━━ Exercise materials

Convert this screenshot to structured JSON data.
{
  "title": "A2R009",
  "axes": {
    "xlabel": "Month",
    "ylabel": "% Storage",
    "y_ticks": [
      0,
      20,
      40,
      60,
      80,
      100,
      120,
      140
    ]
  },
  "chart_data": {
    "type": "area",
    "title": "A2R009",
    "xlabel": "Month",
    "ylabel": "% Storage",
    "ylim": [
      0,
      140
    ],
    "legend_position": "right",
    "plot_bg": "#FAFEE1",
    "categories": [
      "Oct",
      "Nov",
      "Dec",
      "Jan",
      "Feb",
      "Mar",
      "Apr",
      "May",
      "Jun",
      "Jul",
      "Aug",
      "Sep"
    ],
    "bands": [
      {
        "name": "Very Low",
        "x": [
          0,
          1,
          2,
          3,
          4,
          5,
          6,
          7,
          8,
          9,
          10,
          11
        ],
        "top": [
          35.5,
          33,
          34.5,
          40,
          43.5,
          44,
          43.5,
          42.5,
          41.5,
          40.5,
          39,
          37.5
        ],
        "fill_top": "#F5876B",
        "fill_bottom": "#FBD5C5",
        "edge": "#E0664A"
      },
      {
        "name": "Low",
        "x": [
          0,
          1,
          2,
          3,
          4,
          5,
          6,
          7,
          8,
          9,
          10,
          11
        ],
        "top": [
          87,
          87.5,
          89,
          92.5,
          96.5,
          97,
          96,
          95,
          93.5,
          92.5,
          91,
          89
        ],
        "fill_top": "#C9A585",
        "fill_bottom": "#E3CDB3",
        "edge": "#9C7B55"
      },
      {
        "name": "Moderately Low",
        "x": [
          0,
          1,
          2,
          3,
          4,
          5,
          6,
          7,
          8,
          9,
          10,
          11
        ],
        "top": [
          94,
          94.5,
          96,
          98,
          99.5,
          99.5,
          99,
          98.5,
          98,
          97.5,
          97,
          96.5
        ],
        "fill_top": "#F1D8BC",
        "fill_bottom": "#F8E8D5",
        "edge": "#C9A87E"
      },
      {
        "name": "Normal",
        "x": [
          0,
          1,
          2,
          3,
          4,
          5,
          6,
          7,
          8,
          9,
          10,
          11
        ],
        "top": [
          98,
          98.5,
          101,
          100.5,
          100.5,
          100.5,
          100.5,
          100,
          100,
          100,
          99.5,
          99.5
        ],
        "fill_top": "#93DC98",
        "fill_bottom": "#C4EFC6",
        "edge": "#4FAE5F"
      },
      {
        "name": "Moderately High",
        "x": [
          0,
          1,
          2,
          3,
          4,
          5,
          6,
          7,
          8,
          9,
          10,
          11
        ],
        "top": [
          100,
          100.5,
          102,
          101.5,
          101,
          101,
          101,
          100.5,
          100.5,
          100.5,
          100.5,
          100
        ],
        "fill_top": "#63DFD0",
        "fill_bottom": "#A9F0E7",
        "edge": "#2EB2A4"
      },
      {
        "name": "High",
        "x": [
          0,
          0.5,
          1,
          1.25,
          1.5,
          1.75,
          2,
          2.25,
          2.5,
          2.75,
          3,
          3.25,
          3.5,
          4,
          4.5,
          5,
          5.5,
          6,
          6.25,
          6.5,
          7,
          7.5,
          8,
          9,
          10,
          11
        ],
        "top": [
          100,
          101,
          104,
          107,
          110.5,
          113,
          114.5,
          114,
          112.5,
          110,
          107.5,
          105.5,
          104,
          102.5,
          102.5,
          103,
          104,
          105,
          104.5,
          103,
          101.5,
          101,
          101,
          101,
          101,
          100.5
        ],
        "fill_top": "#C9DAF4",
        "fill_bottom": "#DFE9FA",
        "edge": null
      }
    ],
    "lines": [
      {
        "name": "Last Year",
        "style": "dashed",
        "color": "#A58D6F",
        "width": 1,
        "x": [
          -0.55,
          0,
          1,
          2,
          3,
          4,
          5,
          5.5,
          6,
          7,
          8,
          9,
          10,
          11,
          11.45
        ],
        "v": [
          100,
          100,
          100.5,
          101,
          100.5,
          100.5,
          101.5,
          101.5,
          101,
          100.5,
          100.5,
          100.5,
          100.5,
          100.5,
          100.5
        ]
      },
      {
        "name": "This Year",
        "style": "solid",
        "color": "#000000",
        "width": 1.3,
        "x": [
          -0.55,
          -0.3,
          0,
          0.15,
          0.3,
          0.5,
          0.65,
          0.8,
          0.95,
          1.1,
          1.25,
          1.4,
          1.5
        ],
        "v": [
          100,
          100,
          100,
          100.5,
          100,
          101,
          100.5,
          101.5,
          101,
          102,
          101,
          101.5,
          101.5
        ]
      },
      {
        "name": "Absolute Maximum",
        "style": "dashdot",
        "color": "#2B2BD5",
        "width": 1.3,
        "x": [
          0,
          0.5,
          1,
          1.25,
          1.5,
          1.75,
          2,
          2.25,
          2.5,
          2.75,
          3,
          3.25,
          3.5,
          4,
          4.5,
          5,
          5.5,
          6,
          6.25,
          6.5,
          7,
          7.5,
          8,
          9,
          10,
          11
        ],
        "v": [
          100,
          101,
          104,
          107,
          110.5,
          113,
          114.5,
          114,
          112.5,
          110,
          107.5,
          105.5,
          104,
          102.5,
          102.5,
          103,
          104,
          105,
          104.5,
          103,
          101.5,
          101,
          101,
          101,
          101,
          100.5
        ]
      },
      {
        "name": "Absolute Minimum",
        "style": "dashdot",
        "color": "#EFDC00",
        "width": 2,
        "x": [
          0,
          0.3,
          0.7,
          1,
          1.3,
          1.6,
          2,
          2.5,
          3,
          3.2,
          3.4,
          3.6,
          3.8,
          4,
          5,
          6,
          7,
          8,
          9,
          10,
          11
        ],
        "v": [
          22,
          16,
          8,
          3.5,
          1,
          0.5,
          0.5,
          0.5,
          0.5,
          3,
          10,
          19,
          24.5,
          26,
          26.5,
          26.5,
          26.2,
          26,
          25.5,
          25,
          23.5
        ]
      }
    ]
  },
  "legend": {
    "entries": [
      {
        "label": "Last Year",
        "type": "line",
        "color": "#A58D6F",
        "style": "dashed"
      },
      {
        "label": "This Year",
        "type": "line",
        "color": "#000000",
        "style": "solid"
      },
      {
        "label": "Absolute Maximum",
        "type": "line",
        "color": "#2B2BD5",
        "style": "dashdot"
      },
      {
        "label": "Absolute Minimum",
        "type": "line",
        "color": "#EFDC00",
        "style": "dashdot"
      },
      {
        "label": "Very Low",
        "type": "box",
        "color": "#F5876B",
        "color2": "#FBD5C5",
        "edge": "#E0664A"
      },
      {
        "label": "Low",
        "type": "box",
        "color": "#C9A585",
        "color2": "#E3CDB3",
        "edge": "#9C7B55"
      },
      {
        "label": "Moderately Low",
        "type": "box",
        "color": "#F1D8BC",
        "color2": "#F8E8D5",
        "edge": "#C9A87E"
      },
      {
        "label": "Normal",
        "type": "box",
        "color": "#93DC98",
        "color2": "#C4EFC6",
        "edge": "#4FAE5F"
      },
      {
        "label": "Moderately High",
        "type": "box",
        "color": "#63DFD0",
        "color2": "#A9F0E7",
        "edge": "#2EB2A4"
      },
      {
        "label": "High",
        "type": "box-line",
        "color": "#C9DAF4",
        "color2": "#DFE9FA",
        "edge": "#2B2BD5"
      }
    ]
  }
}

━━━━

**Given problem**
Exactly as shown, repeat every record.

**Full output**
Convert this screenshot to structured JSON data.
{
  "title": "A2R009",
  "axes": {
    "xlabel": "Month",
    "ylabel": "% Storage",
    "y_ticks": [
      0,
      20,
      40,
      60,
      80,
      100,
      120,
      140
    ]
  },
  "chart_data": {
    "type": "area",
    "title": "A2R009",
    "xlabel": "Month",
    "ylabel": "% Storage",
    "ylim": [
      0,
      140
    ],
    "legend_position": "right",
    "plot_bg": "#FAFEE1",
    "categories": [
      "Oct",
      "Nov",
      "Dec",
      "Jan",
      "Feb",
      "Mar",
      "Apr",
      "May",
      "Jun",
      "Jul",
      "Aug",
      "Sep"
    ],
    "bands": [
      {
        "name": "Very Low",
        "x": [
          0,
          1,
          2,
          3,
          4,
          5,
          6,
          7,
          8,
          9,
          10,
          11
        ],
        "top": [
          35.5,
          33,
          34.5,
          40,
          43.5,
          44,
          43.5,
          42.5,
          41.5,
          40.5,
          39,
          37.5
        ],
        "fill_top": "#F5876B",
        "fill_bottom": "#FBD5C5",
        "edge": "#E0664A"
      },
      {
        "name": "Low",
        "x": [
          0,
          1,
          2,
          3,
          4,
          5,
          6,
          7,
          8,
          9,
          10,
          11
        ],
        "top": [
          87,
          87.5,
          89,
          92.5,
          96.5,
          97,
          96,
          95,
          93.5,
          92.5,
          91,
          89
        ],
        "fill_top": "#C9A585",
        "fill_bottom": "#E3CDB3",
        "edge": "#9C7B55"
      },
      {
        "name": "Moderately Low",
        "x": [
          0,
          1,
          2,
          3,
          4,
          5,
          6,
          7,
          8,
          9,
          10,
          11
        ],
        "top": [
          94,
          94.5,
          96,
          98,
          99.5,
          99.5,
          99,
          98.5,
          98,
          97.5,
          97,
          96.5
        ],
        "fill_top": "#F1D8BC",
        "fill_bottom": "#F8E8D5",
        "edge": "#C9A87E"
      },
      {
        "name": "Normal",
        "x": [
          0,
          1,
          2,
          3,
          4,
          5,
          6,
          7,
          8,
          9,
          10,
          11
        ],
        "top": [
          98,
          98.5,
          101,
          100.5,
          100.5,
          100.5,
          100.5,
          100,
          100,
          100,
          99.5,
          99.5
        ],
        "fill_top": "#93DC98",
        "fill_bottom": "#C4EFC6",
        "edge": "#4FAE5F"
      },
      {
        "name": "Moderately High",
        "x": [
          0,
          1,
          2,
          3,
          4,
          5,
          6,
          7,
          8,
          9,
          10,
          11
        ],
        "top": [
          100,
          100.5,
          102,
          101.5,
          101,
          101,
          101,
          100.5,
          100.5,
          100.5,
          100.5,
          100
        ],
        "fill_top": "#63DFD0",
        "fill_bottom": "#A9F0E7",
        "edge": "#2EB2A4"
      },
      {
        "name": "High",
        "x": [
          0,
          0.5,
          1,
          1.25,
          1.5,
          1.75,
          2,
          2.25,
          2.5,
          2.75,
          3,
          3.25,
          3.5,
          4,
          4.5,
          5,
          5.5,
          6,
          6.25,
          6.5,
          7,
          7.5,
          8,
          9,
          10,
          11
        ],
        "top": [
          100,
          101,
          104,
          107,
          110.5,
          113,
          114.5,
          114,
          112.5,
          110,
          107.5,
          105.5,
          104,
          102.5,
          102.5,
          103,
          104,
          105,
          104.5,
          103,
          101.5,
          101,
          101,
          101,
          101,
          100.5
        ],
        "fill_top": "#C9DAF4",
        "fill_bottom": "#DFE9FA",
        "edge": null
      }
    ],
    "lines": [
      {
        "name": "Last Year",
        "style": "dashed",
        "color": "#A58D6F",
        "width": 1,
        "x": [
          -0.55,
          0,
          1,
          2,
          3,
          4,
          5,
          5.5,
          6,
          7,
          8,
          9,
          10,
          11,
          11.45
        ],
        "v": [
          100,
          100,
          100.5,
          101,
          100.5,
          100.5,
          101.5,
          101.5,
          101,
          100.5,
          100.5,
          100.5,
          100.5,
          100.5,
          100.5
        ]
      },
      {
        "name": "This Year",
        "style": "solid",
        "color": "#000000",
        "width": 1.3,
        "x": [
          -0.55,
          -0.3,
          0,
          0.15,
          0.3,
          0.5,
          0.65,
          0.8,
          0.95,
          1.1,
          1.25,
          1.4,
          1.5
        ],
        "v": [
          100,
          100,
          100,
          100.5,
          100,
          101,
          100.5,
          101.5,
          101,
          102,
          101,
          101.5,
          101.5
        ]
      },
      {
        "name": "Absolute Maximum",
        "style": "dashdot",
        "color": "#2B2BD5",
        "width": 1.3,
        "x": [
          0,
          0.5,
          1,
          1.25,
          1.5,
          1.75,
          2,
          2.25,
          2.5,
          2.75,
          3,
          3.25,
          3.5,
          4,
          4.5,
          5,
          5.5,
          6,
          6.25,
          6.5,
          7,
          7.5,
          8,
          9,
          10,
          11
        ],
        "v": [
          100,
          101,
          104,
          107,
          110.5,
          113,
          114.5,
          114,
          112.5,
          110,
          107.5,
          105.5,
          104,
          102.5,
          102.5,
          103,
          104,
          105,
          104.5,
          103,
          101.5,
          101,
          101,
          101,
          101,
          100.5
        ]
      },
      {
        "name": "Absolute Minimum",
        "style": "dashdot",
        "color": "#EFDC00",
        "width": 2,
        "x": [
          0,
          0.3,
          0.7,
          1,
          1.3,
          1.6,
          2,
          2.5,
          3,
          3.2,
          3.4,
          3.6,
          3.8,
          4,
          5,
          6,
          7,
          8,
          9,
          10,
          11
        ],
        "v": [
          22,
          16,
          8,
          3.5,
          1,
          0.5,
          0.5,
          0.5,
          0.5,
          3,
          10,
          19,
          24.5,
          26,
          26.5,
          26.5,
          26.2,
          26,
          25.5,
          25,
          23.5
        ]
      }
    ]
  },
  "legend": {
    "entries": [
      {
        "label": "Last Year",
        "type": "line",
        "color": "#A58D6F",
        "style": "dashed"
      },
      {
        "label": "This Year",
        "type": "line",
        "color": "#000000",
        "style": "solid"
      },
      {
        "label": "Absolute Maximum",
        "type": "line",
        "color": "#2B2BD5",
        "style": "dashdot"
      },
      {
        "label": "Absolute Minimum",
        "type": "line",
        "color": "#EFDC00",
        "style": "dashdot"
      },
      {
        "label": "Very Low",
        "type": "box",
        "color": "#F5876B",
        "color2": "#FBD5C5",
        "edge": "#E0664A"
      },
      {
        "label": "Low",
        "type": "box",
        "color": "#C9A585",
        "color2": "#E3CDB3",
        "edge": "#9C7B55"
      },
      {
        "label": "Moderately Low",
        "type": "box",
        "color": "#F1D8BC",
        "color2": "#F8E8D5",
        "edge": "#C9A87E"
      },
      {
        "label": "Normal",
        "type": "box",
        "color": "#93DC98",
        "color2": "#C4EFC6",
        "edge": "#4FAE5F"
      },
      {
        "label": "Moderately High",
        "type": "box",
        "color": "#63DFD0",
        "color2": "#A9F0E7",
        "edge": "#2EB2A4"
      },
      {
        "label": "High",
        "type": "box-line",
        "color": "#C9DAF4",
        "color2": "#DFE9FA",
        "edge": "#2B2BD5"
      }
    ]
  }
}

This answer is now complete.